Data records:
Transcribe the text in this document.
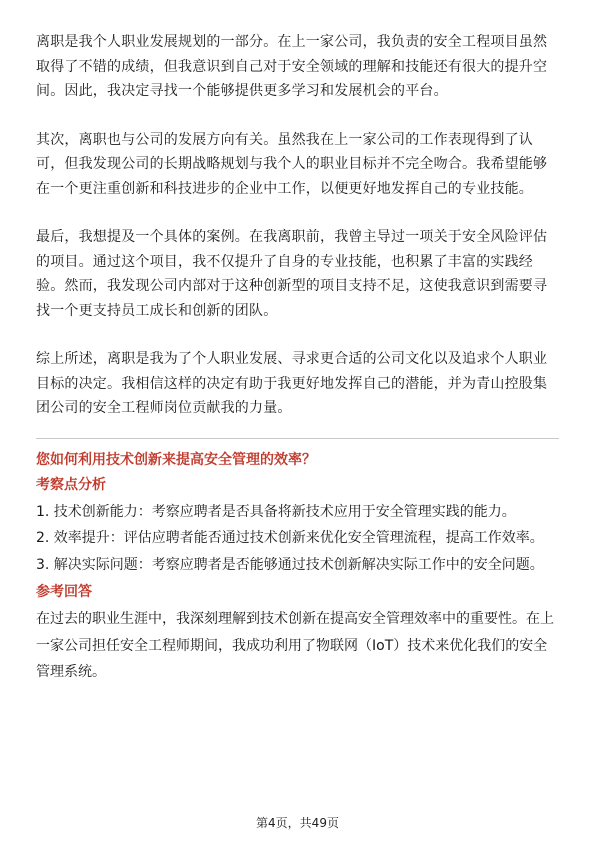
离职是我个人职业发展规划的一部分。在上一家公司，我负责的安全工程项目虽然取得了不错的成绩，但我意识到自己对于安全领域的理解和技能还有很大的提升空间。因此，我决定寻找一个能够提供更多学习和发展机会的平台。

其次，离职也与公司的发展方向有关。虽然我在上一家公司的工作表现得到了认可，但我发现公司的长期战略规划与我个人的职业目标并不完全吻合。我希望能够在一个更注重创新和科技进步的企业中工作，以便更好地发挥自己的专业技能。

最后，我想提及一个具体的案例。在我离职前，我曾主导过一项关于安全风险评估的项目。通过这个项目，我不仅提升了自身的专业技能，也积累了丰富的实践经验。然而，我发现公司内部对于这种创新型的项目支持不足，这使我意识到需要寻找一个更支持员工成长和创新的团队。

综上所述，离职是我为了个人职业发展、寻求更合适的公司文化以及追求个人职业目标的决定。我相信这样的决定有助于我更好地发挥自己的潜能，并为青山控股集团公司的安全工程师岗位贡献我的力量。

您如何利用技术创新来提高安全管理的效率？
考察点分析
1. 技术创新能力：考察应聘者是否具备将新技术应用于安全管理实践的能力。
2. 效率提升：评估应聘者能否通过技术创新来优化安全管理流程，提高工作效率。
3. 解决实际问题：考察应聘者是否能够通过技术创新解决实际工作中的安全问题。
参考回答

在过去的职业生涯中，我深刻理解到技术创新在提高安全管理效率中的重要性。在上一家公司担任安全工程师期间，我成功利用了物联网（IoT）技术来优化我们的安全管理系统。

第4页，共49页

What is being asked: Leave out the pictures and transcribe the entries above exactly.

Solution to this task:
Transcribe the text in this document.
离职是我个人职业发展规划的一部分。在上一家公司，我负责的安全工程项目虽然取得了不错的成绩，但我意识到自己对于安全领域的理解和技能还有很大的提升空间。因此，我决定寻找一个能够提供更多学习和发展机会的平台。

其次，离职也与公司的发展方向有关。虽然我在上一家公司的工作表现得到了认可，但我发现公司的长期战略规划与我个人的职业目标并不完全吻合。我希望能够在一个更注重创新和科技进步的企业中工作，以便更好地发挥自己的专业技能。

最后，我想提及一个具体的案例。在我离职前，我曾主导过一项关于安全风险评估的项目。通过这个项目，我不仅提升了自身的专业技能，也积累了丰富的实践经验。然而，我发现公司内部对于这种创新型的项目支持不足，这使我意识到需要寻找一个更支持员工成长和创新的团队。

综上所述，离职是我为了个人职业发展、寻求更合适的公司文化以及追求个人职业目标的决定。我相信这样的决定有助于我更好地发挥自己的潜能，并为青山控股集团公司的安全工程师岗位贡献我的力量。

您如何利用技术创新来提高安全管理的效率？
考察点分析
1. 技术创新能力：考察应聘者是否具备将新技术应用于安全管理实践的能力。
2. 效率提升：评估应聘者能否通过技术创新来优化安全管理流程，提高工作效率。
3. 解决实际问题：考察应聘者是否能够通过技术创新解决实际工作中的安全问题。
参考回答

在过去的职业生涯中，我深刻理解到技术创新在提高安全管理效率中的重要性。在上一家公司担任安全工程师期间，我成功利用了物联网（IoT）技术来优化我们的安全管理系统。

第4页，共49页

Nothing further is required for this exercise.